Data shown:
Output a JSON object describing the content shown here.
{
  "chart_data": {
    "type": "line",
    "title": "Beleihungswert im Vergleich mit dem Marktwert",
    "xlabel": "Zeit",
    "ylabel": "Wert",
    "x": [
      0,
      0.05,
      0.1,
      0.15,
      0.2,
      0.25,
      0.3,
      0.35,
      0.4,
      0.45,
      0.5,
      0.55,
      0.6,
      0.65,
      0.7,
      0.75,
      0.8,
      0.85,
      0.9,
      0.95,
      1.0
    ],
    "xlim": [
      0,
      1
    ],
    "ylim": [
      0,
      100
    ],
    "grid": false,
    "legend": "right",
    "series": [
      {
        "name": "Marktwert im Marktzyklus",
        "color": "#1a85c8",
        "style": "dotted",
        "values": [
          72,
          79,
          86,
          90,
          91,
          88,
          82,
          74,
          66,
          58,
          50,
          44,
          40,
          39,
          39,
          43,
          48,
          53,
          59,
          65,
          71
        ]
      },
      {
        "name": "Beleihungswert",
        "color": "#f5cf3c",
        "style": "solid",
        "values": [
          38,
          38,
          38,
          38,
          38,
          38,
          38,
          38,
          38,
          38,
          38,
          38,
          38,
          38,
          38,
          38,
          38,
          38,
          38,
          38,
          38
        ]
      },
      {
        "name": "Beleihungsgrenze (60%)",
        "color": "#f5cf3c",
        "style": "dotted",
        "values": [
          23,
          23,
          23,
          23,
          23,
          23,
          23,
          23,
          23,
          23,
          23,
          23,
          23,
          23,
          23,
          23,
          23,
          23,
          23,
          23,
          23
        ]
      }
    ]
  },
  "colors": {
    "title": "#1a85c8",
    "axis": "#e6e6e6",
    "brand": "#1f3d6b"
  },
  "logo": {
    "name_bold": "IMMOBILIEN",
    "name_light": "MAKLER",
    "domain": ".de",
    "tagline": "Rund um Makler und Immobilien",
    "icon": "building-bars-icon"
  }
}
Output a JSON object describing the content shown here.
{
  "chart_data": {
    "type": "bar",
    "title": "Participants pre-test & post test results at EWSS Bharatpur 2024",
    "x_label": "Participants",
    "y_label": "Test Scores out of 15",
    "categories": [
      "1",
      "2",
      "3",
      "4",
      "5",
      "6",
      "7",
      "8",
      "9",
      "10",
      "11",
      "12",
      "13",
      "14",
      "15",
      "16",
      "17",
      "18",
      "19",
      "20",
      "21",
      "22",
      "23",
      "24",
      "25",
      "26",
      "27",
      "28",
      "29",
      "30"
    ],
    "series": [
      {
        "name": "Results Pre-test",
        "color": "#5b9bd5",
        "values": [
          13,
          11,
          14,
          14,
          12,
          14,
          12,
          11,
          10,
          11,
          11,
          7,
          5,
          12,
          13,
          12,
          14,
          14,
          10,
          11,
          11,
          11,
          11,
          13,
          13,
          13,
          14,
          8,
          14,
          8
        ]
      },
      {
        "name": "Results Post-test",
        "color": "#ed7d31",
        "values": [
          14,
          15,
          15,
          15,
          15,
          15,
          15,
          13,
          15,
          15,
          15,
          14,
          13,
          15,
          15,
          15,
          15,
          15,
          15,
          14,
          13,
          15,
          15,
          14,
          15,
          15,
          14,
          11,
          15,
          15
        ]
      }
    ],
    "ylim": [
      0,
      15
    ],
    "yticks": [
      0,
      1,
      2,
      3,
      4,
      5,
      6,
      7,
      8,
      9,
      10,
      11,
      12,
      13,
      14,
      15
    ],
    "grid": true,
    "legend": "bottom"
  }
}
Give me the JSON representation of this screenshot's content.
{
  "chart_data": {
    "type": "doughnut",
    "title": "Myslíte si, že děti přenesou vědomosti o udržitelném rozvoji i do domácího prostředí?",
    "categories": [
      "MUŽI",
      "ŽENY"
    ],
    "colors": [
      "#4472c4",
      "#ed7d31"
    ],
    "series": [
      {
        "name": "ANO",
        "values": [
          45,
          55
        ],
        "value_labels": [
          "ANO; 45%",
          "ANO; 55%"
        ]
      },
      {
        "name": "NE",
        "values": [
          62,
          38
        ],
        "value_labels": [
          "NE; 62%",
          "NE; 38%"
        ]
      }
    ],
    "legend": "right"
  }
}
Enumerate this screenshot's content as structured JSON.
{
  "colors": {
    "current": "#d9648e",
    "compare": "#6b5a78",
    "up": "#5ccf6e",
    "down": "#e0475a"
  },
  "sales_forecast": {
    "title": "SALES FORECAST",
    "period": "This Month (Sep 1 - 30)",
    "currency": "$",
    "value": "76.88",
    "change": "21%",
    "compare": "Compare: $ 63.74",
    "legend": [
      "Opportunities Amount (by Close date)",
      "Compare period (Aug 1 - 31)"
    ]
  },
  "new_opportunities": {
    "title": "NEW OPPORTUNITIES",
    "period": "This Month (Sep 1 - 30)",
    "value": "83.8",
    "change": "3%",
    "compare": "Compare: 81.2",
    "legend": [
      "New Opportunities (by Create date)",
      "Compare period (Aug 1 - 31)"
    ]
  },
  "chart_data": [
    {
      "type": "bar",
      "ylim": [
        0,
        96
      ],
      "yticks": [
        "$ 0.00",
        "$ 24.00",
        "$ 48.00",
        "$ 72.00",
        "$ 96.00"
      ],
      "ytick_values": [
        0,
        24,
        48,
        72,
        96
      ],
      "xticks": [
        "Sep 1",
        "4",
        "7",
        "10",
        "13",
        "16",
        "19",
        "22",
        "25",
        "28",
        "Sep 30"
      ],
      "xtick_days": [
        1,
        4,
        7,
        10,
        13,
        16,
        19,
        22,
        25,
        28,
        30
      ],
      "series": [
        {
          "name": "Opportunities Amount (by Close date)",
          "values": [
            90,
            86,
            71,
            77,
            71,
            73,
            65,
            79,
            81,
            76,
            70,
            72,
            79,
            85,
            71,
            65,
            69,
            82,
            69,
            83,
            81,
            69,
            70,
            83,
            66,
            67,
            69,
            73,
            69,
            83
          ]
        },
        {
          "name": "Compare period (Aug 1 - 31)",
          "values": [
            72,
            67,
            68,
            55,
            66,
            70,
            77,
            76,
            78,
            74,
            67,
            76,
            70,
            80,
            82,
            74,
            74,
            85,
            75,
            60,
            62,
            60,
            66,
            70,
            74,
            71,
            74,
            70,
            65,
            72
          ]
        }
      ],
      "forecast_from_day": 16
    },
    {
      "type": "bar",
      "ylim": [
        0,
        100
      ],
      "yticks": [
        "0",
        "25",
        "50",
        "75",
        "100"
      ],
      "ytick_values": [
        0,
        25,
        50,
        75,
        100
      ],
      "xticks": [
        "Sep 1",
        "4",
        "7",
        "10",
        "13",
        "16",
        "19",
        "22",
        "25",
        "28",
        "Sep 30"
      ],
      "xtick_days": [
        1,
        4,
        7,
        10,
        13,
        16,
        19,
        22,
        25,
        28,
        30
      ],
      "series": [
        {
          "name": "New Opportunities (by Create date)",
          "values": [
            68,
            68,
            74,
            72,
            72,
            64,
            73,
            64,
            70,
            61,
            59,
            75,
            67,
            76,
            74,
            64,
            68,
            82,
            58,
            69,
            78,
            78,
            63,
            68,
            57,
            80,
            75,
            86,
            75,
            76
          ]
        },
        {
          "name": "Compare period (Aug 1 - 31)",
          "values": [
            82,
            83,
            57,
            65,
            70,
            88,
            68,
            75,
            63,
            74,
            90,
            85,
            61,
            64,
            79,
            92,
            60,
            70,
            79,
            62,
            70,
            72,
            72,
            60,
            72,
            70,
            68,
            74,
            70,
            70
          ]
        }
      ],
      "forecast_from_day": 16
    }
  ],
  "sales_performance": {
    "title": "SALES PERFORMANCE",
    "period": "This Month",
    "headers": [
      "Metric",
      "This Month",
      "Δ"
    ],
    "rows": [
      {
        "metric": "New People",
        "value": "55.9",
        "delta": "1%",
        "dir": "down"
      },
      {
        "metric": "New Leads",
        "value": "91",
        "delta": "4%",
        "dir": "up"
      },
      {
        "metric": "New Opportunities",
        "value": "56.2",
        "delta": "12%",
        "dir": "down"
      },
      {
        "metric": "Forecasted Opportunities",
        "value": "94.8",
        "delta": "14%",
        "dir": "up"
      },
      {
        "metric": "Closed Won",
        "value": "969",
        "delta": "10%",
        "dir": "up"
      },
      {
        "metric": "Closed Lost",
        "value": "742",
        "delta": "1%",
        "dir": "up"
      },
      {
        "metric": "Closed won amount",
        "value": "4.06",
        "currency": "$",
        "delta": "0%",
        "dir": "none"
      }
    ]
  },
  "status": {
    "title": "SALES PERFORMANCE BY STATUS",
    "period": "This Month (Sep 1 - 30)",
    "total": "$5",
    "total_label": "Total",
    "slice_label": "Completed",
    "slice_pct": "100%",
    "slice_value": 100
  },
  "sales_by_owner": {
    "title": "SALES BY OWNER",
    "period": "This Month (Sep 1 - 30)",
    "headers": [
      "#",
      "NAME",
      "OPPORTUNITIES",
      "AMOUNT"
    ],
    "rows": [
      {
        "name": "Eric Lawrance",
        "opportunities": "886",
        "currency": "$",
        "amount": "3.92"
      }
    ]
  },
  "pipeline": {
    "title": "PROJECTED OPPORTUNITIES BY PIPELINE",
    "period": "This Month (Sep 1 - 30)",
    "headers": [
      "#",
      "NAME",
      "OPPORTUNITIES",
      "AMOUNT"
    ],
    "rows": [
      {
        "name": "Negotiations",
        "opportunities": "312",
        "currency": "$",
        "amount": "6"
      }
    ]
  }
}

Your task: Across the data, tally the lines containing "Participants" and give back the number alone.

Task solution: 2